**DOCUMENT TEXT:**
Although such information is useful, it shouldn’t be considered the definitive answer and understanding/consideration of a learner’s situation will prove to be a much more effective and successful analysis of the individual. On a acquiring such information a Cohort Analysis can be written and from there individual needs will likely affect the planning of the curriculum.

“Getting to know students as individual learners is not only one of the first steps to differentiation, but a continual pitter-patter throughout the process.”

(Riley, 2000)

Accommodating learning needs must take into consideration learning difficulties and any potential barriers to learning, including physical, mental, personal or social.

Theories, Principles and Models of Curriculum Design

There are a number of key theories, principles and models that underpin curriculum design. Firstly the four main curriculum models that Armitage suggests are:

Product/objectives model

This has a focus on behavioural targets for learning. The product/objectives model as the name suggests focuses on the final product and is associated with behaviourist principles. The curriculum is teacher centred and learners play a passive role. Paulo Freire’s Banking Concept ties closely with this model, as learners are seen as empty receptacles, which the teacher should fill up with their knowledge.  Advantages of this model include specific objectives; it ensures precise assessment and gives clear guidance as to what is to be achieved. There’s criticism that this model can diminish creativity of both student and teacher, however Armitage suggests that the product model is closely associated with Ralph Taylor (1971) who created one of the earliest curriculum models and is one of the most influential. (Armitage et al, 2007)

Content model

The content model has a focus on the ‘what’ of learning and is associated with instructivist theory. Furthermore, it is concerned with the intellectual development of learners and the transmission of wisdom.

“The emphasis is on intellectual development of learners.”

(Armitage et al, 2007:187)

This model was based on the work of Paul Hirst (1974).

“Hirst believes there are seven or eight forms of knowledge which represent the ways in which people experience and learn about the world.” (Armitage et al, 2007:187)

These forms of knowledge include: Mathematics, physical science, knowledge of persons, literature/fine arts, morals, religion and philosophy. Therefore the curriculum was focused on the particular subject area and although objectives are identified, they do not have the specific objective approach of the product model.

Process model

The Process Model has a focus on the ‘how’ of learning. It is in contrast to the product model. As the name suggests it is based on the importance of the process of learning, instead of the end objectives or examination.

“the process model appears to emphasise means rather than ends”

(Neary, 2002:62)

**DATA EXTRACT:**
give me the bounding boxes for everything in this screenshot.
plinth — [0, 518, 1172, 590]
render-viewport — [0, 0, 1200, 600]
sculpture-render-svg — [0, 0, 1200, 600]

**PROBLEM:** Duplicate the passage on curriculum design word for word, beginning at "These forms of" and stopping after "(Neary, 2002:62)".

**SOLUTION BELOW:**
These forms of knowledge include: Mathematics, physical science, knowledge of persons, literature/fine arts, morals, religion and philosophy. Therefore the curriculum was focused on the particular subject area and although objectives are identified, they do not have the specific objective approach of the product model.

Process model

The Process Model has a focus on the ‘how’ of learning. It is in contrast to the product model. As the name suggests it is based on the importance of the process of learning, instead of the end objectives or examination.

“the process model appears to emphasise means rather than ends”

(Neary, 2002:62)